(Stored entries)
○ ○ ○ ○ ○ ○ ○

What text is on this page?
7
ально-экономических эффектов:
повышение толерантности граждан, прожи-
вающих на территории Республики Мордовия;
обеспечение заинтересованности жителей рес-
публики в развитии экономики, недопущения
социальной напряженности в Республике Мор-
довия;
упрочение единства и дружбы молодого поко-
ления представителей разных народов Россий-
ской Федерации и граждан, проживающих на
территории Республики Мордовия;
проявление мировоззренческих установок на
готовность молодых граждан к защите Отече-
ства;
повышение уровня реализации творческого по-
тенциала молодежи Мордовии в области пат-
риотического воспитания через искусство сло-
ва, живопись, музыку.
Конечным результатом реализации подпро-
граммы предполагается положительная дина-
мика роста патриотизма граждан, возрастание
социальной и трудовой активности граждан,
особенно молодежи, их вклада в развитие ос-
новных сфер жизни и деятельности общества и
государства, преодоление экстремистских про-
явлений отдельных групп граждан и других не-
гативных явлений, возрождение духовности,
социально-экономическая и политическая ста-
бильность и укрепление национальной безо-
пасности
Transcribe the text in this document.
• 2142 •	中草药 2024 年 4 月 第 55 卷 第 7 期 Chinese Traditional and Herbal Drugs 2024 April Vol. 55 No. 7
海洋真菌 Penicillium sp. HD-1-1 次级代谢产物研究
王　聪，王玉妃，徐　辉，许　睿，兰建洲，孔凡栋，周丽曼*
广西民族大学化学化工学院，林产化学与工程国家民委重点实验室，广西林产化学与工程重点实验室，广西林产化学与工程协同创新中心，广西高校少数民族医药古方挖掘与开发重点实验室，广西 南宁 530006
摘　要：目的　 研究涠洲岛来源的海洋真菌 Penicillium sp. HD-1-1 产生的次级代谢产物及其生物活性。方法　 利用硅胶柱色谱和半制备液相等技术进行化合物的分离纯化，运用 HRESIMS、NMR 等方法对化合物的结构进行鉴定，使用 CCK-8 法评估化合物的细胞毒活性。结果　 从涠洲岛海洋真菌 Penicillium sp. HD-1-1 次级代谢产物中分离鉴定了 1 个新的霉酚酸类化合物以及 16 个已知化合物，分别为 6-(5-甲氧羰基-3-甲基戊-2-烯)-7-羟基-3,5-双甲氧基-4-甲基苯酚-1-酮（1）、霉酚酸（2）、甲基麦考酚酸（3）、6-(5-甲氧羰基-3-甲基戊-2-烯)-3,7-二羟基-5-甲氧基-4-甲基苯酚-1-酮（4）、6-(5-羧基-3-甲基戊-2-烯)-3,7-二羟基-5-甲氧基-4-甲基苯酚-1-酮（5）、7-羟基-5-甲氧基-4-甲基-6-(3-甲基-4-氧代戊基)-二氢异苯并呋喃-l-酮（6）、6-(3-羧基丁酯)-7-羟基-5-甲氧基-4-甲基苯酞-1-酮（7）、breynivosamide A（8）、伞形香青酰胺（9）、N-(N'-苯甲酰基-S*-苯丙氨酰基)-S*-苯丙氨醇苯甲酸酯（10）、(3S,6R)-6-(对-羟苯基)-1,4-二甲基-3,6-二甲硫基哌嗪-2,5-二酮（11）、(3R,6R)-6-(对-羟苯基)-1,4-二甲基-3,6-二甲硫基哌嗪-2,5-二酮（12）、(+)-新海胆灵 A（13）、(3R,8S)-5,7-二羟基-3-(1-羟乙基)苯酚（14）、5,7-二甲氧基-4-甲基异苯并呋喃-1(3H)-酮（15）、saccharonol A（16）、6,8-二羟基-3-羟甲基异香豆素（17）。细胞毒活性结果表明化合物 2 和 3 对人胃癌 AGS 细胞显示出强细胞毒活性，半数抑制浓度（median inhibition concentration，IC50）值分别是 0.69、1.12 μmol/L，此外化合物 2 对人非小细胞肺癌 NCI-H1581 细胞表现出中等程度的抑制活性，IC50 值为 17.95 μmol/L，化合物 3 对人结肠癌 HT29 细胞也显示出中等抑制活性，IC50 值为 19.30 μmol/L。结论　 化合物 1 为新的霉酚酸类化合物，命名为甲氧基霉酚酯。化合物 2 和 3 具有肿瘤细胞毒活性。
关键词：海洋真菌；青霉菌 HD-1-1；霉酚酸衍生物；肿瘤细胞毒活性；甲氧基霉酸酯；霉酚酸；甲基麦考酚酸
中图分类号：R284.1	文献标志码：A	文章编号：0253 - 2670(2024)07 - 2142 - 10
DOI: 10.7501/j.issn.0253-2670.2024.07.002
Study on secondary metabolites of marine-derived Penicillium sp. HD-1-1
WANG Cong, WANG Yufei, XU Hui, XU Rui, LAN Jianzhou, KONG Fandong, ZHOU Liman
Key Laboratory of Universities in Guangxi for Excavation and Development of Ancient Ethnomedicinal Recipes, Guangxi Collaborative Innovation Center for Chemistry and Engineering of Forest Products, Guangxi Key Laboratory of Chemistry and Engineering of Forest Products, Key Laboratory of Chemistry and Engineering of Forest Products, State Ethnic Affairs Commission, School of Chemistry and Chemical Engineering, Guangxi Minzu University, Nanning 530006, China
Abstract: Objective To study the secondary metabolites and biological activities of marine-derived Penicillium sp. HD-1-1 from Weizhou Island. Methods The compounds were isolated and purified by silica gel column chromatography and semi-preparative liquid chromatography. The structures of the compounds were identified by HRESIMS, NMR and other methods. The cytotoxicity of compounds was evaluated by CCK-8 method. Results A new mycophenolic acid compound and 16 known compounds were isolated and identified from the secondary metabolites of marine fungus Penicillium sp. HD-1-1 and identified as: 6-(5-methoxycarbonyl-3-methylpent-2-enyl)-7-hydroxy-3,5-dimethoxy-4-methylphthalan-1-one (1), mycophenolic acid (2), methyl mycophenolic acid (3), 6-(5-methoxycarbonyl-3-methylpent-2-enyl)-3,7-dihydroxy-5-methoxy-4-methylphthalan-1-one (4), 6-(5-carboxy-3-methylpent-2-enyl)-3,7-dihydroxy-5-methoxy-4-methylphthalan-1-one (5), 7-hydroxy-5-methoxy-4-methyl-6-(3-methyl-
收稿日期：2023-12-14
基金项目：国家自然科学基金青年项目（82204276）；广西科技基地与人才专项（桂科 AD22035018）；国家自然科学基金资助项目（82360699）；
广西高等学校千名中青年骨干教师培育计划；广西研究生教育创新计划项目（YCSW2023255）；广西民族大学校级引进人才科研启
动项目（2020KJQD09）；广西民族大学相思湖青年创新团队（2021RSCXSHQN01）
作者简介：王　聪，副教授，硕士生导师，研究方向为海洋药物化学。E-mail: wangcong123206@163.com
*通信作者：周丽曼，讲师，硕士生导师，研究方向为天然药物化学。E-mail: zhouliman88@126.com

○ ○ ○ ○ ○ ○ ○

(Job): Reproduce every record above exactly as it appears.

(Task response):
What text is on this page?
7
ально-экономических эффектов:
повышение толерантности граждан, прожи-
вающих на территории Республики Мордовия;
обеспечение заинтересованности жителей рес-
публики в развитии экономики, недопущения
социальной напряженности в Республике Мор-
довия;
упрочение единства и дружбы молодого поко-
ления представителей разных народов Россий-
ской Федерации и граждан, проживающих на
территории Республики Мордовия;
проявление мировоззренческих установок на
готовность молодых граждан к защите Отече-
ства;
повышение уровня реализации творческого по-
тенциала молодежи Мордовии в области пат-
риотического воспитания через искусство сло-
ва, живопись, музыку.
Конечным результатом реализации подпро-
граммы предполагается положительная дина-
мика роста патриотизма граждан, возрастание
социальной и трудовой активности граждан,
особенно молодежи, их вклада в развитие ос-
новных сфер жизни и деятельности общества и
государства, преодоление экстремистских про-
явлений отдельных групп граждан и других не-
гативных явлений, возрождение духовности,
социально-экономическая и политическая ста-
бильность и укрепление национальной безо-
пасности
Transcribe the text in this document.
• 2142 •	中草药 2024 年 4 月 第 55 卷 第 7 期 Chinese Traditional and Herbal Drugs 2024 April Vol. 55 No. 7
海洋真菌 Penicillium sp. HD-1-1 次级代谢产物研究
王　聪，王玉妃，徐　辉，许　睿，兰建洲，孔凡栋，周丽曼*
广西民族大学化学化工学院，林产化学与工程国家民委重点实验室，广西林产化学与工程重点实验室，广西林产化学与工程协同创新中心，广西高校少数民族医药古方挖掘与开发重点实验室，广西 南宁 530006
摘　要：目的　 研究涠洲岛来源的海洋真菌 Penicillium sp. HD-1-1 产生的次级代谢产物及其生物活性。方法　 利用硅胶柱色谱和半制备液相等技术进行化合物的分离纯化，运用 HRESIMS、NMR 等方法对化合物的结构进行鉴定，使用 CCK-8 法评估化合物的细胞毒活性。结果　 从涠洲岛海洋真菌 Penicillium sp. HD-1-1 次级代谢产物中分离鉴定了 1 个新的霉酚酸类化合物以及 16 个已知化合物，分别为 6-(5-甲氧羰基-3-甲基戊-2-烯)-7-羟基-3,5-双甲氧基-4-甲基苯酚-1-酮（1）、霉酚酸（2）、甲基麦考酚酸（3）、6-(5-甲氧羰基-3-甲基戊-2-烯)-3,7-二羟基-5-甲氧基-4-甲基苯酚-1-酮（4）、6-(5-羧基-3-甲基戊-2-烯)-3,7-二羟基-5-甲氧基-4-甲基苯酚-1-酮（5）、7-羟基-5-甲氧基-4-甲基-6-(3-甲基-4-氧代戊基)-二氢异苯并呋喃-l-酮（6）、6-(3-羧基丁酯)-7-羟基-5-甲氧基-4-甲基苯酞-1-酮（7）、breynivosamide A（8）、伞形香青酰胺（9）、N-(N'-苯甲酰基-S*-苯丙氨酰基)-S*-苯丙氨醇苯甲酸酯（10）、(3S,6R)-6-(对-羟苯基)-1,4-二甲基-3,6-二甲硫基哌嗪-2,5-二酮（11）、(3R,6R)-6-(对-羟苯基)-1,4-二甲基-3,6-二甲硫基哌嗪-2,5-二酮（12）、(+)-新海胆灵 A（13）、(3R,8S)-5,7-二羟基-3-(1-羟乙基)苯酚（14）、5,7-二甲氧基-4-甲基异苯并呋喃-1(3H)-酮（15）、saccharonol A（16）、6,8-二羟基-3-羟甲基异香豆素（17）。细胞毒活性结果表明化合物 2 和 3 对人胃癌 AGS 细胞显示出强细胞毒活性，半数抑制浓度（median inhibition concentration，IC50）值分别是 0.69、1.12 μmol/L，此外化合物 2 对人非小细胞肺癌 NCI-H1581 细胞表现出中等程度的抑制活性，IC50 值为 17.95 μmol/L，化合物 3 对人结肠癌 HT29 细胞也显示出中等抑制活性，IC50 值为 19.30 μmol/L。结论　 化合物 1 为新的霉酚酸类化合物，命名为甲氧基霉酚酯。化合物 2 和 3 具有肿瘤细胞毒活性。
关键词：海洋真菌；青霉菌 HD-1-1；霉酚酸衍生物；肿瘤细胞毒活性；甲氧基霉酸酯；霉酚酸；甲基麦考酚酸
中图分类号：R284.1	文献标志码：A	文章编号：0253 - 2670(2024)07 - 2142 - 10
DOI: 10.7501/j.issn.0253-2670.2024.07.002
Study on secondary metabolites of marine-derived Penicillium sp. HD-1-1
WANG Cong, WANG Yufei, XU Hui, XU Rui, LAN Jianzhou, KONG Fandong, ZHOU Liman
Key Laboratory of Universities in Guangxi for Excavation and Development of Ancient Ethnomedicinal Recipes, Guangxi Collaborative Innovation Center for Chemistry and Engineering of Forest Products, Guangxi Key Laboratory of Chemistry and Engineering of Forest Products, Key Laboratory of Chemistry and Engineering of Forest Products, State Ethnic Affairs Commission, School of Chemistry and Chemical Engineering, Guangxi Minzu University, Nanning 530006, China
Abstract: Objective To study the secondary metabolites and biological activities of marine-derived Penicillium sp. HD-1-1 from Weizhou Island. Methods The compounds were isolated and purified by silica gel column chromatography and semi-preparative liquid chromatography. The structures of the compounds were identified by HRESIMS, NMR and other methods. The cytotoxicity of compounds was evaluated by CCK-8 method. Results A new mycophenolic acid compound and 16 known compounds were isolated and identified from the secondary metabolites of marine fungus Penicillium sp. HD-1-1 and identified as: 6-(5-methoxycarbonyl-3-methylpent-2-enyl)-7-hydroxy-3,5-dimethoxy-4-methylphthalan-1-one (1), mycophenolic acid (2), methyl mycophenolic acid (3), 6-(5-methoxycarbonyl-3-methylpent-2-enyl)-3,7-dihydroxy-5-methoxy-4-methylphthalan-1-one (4), 6-(5-carboxy-3-methylpent-2-enyl)-3,7-dihydroxy-5-methoxy-4-methylphthalan-1-one (5), 7-hydroxy-5-methoxy-4-methyl-6-(3-methyl-
收稿日期：2023-12-14
基金项目：国家自然科学基金青年项目（82204276）；广西科技基地与人才专项（桂科 AD22035018）；国家自然科学基金资助项目（82360699）；
广西高等学校千名中青年骨干教师培育计划；广西研究生教育创新计划项目（YCSW2023255）；广西民族大学校级引进人才科研启
动项目（2020KJQD09）；广西民族大学相思湖青年创新团队（2021RSCXSHQN01）
作者简介：王　聪，副教授，硕士生导师，研究方向为海洋药物化学。E-mail: wangcong123206@163.com
*通信作者：周丽曼，讲师，硕士生导师，研究方向为天然药物化学。E-mail: zhouliman88@126.com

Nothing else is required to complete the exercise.